> **Problem description**:
Your task is to copy every line of the entries that contains "overlays".
Start Records
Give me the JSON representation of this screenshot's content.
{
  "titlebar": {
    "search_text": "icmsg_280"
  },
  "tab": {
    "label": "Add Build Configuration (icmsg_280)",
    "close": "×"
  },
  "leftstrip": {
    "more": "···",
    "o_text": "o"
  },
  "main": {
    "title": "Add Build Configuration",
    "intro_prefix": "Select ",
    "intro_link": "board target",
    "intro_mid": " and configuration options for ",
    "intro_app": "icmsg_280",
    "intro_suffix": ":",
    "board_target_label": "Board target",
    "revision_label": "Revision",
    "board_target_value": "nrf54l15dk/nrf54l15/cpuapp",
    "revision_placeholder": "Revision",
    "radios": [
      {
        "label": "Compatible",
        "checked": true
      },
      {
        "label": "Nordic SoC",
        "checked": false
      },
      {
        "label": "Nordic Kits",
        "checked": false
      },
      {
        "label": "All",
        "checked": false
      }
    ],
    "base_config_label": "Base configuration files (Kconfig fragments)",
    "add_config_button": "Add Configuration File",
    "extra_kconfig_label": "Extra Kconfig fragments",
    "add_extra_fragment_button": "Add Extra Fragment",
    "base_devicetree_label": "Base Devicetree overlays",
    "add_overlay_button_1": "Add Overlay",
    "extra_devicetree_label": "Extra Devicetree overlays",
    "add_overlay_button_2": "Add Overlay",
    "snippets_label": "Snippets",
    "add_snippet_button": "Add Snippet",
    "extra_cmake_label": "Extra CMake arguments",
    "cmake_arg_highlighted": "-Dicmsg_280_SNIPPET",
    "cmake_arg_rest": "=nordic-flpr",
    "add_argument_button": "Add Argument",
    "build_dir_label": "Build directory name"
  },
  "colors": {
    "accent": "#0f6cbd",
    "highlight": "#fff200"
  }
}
End Records
> **Correct response**:
    "base_devicetree_label": "Base Devicetree overlays",
    "extra_devicetree_label": "Extra Devicetree overlays",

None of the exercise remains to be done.